> _What you are asked to do_
List the lines of this listing that hold the word "NCEP".

> _Records for this task_

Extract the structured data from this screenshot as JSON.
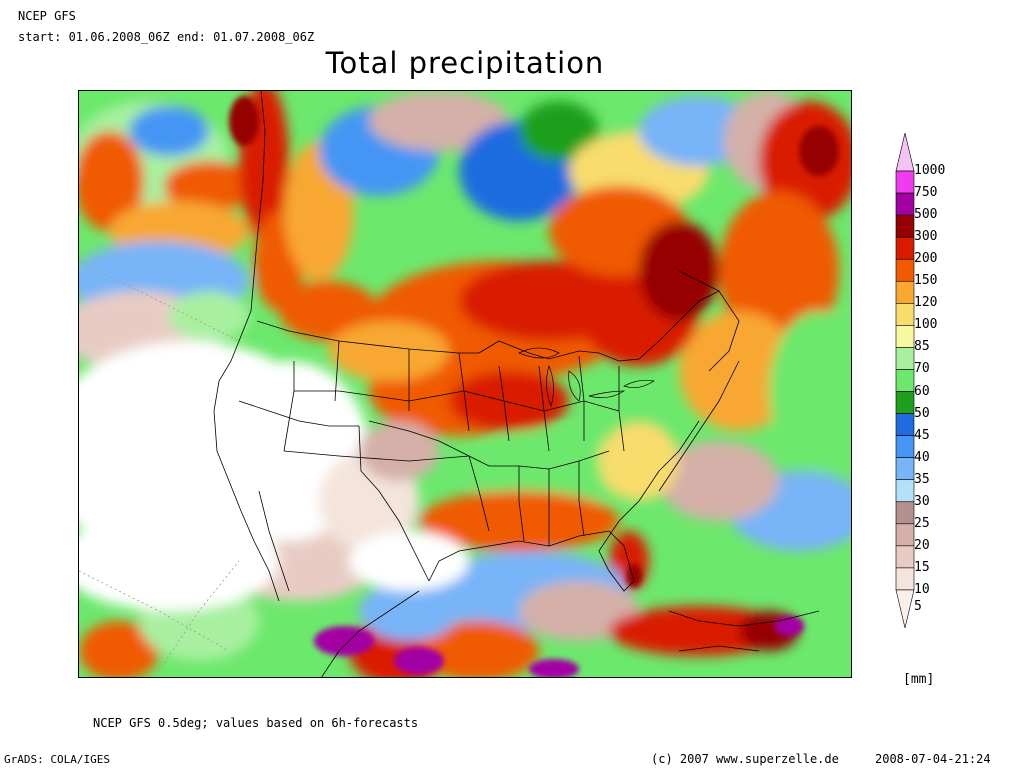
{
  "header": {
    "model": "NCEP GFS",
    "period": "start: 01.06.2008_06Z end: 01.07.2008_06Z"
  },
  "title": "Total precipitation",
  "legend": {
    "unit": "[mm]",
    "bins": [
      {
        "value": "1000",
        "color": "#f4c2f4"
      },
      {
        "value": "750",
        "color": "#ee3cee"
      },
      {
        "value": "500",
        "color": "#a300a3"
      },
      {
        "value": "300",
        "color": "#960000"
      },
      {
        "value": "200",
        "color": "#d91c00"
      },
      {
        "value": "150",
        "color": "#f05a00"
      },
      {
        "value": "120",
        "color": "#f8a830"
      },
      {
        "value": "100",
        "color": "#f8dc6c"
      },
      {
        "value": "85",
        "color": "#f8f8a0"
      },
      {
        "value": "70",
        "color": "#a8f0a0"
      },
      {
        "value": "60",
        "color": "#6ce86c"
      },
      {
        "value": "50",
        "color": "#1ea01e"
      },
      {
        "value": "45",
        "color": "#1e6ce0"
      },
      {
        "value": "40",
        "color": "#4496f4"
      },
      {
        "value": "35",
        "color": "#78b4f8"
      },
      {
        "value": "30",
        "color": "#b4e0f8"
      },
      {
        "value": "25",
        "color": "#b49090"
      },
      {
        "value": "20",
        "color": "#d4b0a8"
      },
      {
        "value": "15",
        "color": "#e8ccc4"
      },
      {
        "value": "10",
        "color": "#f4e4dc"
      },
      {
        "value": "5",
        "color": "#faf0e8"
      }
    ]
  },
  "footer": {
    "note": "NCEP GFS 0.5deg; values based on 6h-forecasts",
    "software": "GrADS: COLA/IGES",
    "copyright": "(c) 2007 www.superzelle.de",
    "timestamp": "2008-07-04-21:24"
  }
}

> _Exercise result_
    "model": "NCEP GFS",
    "note": "NCEP GFS 0.5deg; values based on 6h-forecasts",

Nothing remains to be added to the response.